■ Your task:
Please transcribe the data that follows without the pictures, keeping every word the same.

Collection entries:

☆ ☆ ☆ ☆ ☆ ☆ ☆

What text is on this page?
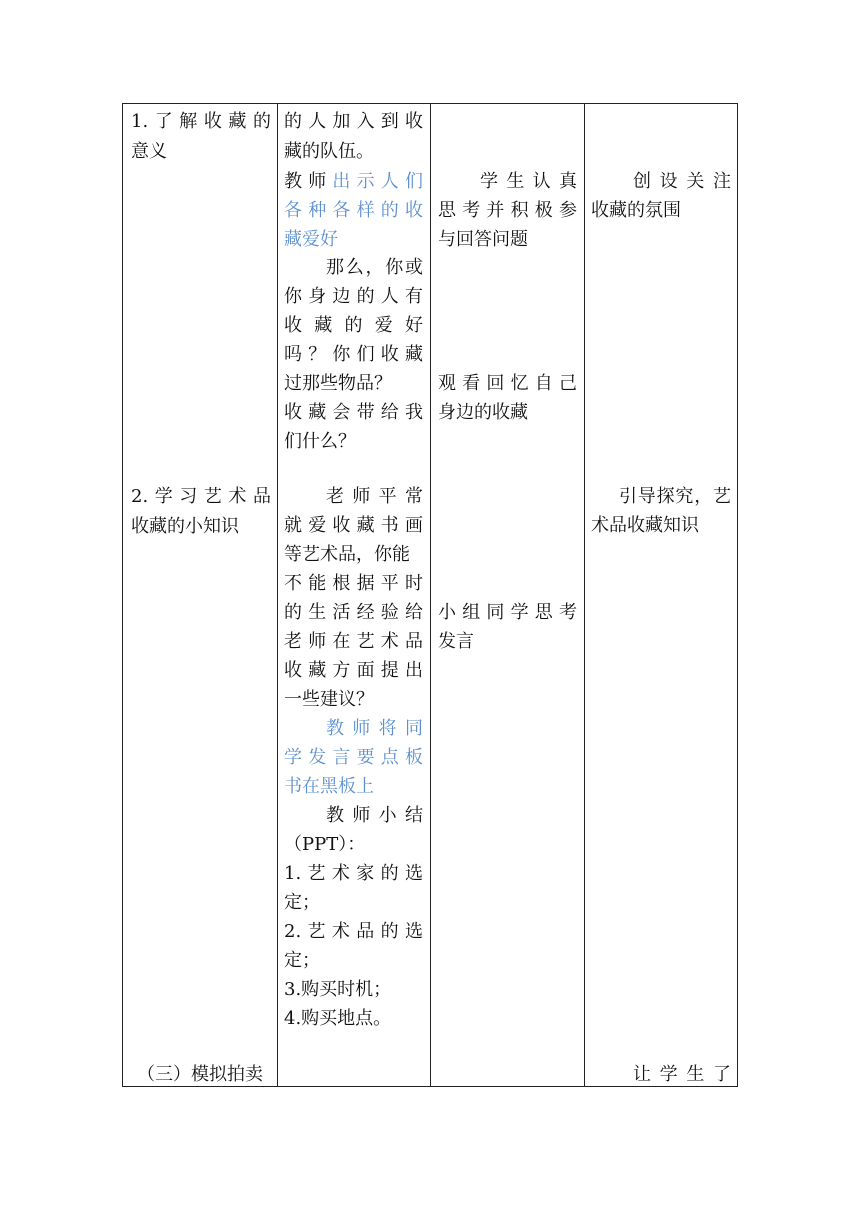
1.了解收藏的
意义
2.学习艺术品
收藏的小知识
（三）模拟拍卖
的人加入到收
藏的队伍。
教师出示人们
各种各样的收
藏爱好
那么，你或
你身边的人有
收藏的爱好
吗？你们收藏
过那些物品？
收藏会带给我
们什么？
老师平常
就爱收藏书画
等艺术品，你能
不能根据平时
的生活经验给
老师在艺术品
收藏方面提出
一些建议？
教师将同
学发言要点板
书在黑板上
教师小结
（PPT）：
1.艺术家的选
定；
2.艺术品的选
定；
3.购买时机；
4.购买地点。
学生认真
思考并积极参
与回答问题
观看回忆自己
身边的收藏
小组同学思考
发言
创设关注
收藏的氛围
引导探究，艺
术品收藏知识
让学生了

☆ ☆ ☆ ☆ ☆ ☆ ☆

■ Completed task:
What text is on this page?
1.了解收藏的
意义
2.学习艺术品
收藏的小知识
（三）模拟拍卖
的人加入到收
藏的队伍。
教师出示人们
各种各样的收
藏爱好
那么，你或
你身边的人有
收藏的爱好
吗？你们收藏
过那些物品？
收藏会带给我
们什么？
老师平常
就爱收藏书画
等艺术品，你能
不能根据平时
的生活经验给
老师在艺术品
收藏方面提出
一些建议？
教师将同
学发言要点板
书在黑板上
教师小结
（PPT）：
1.艺术家的选
定；
2.艺术品的选
定；
3.购买时机；
4.购买地点。
学生认真
思考并积极参
与回答问题
观看回忆自己
身边的收藏
小组同学思考
发言
创设关注
收藏的氛围
引导探究，艺
术品收藏知识
让学生了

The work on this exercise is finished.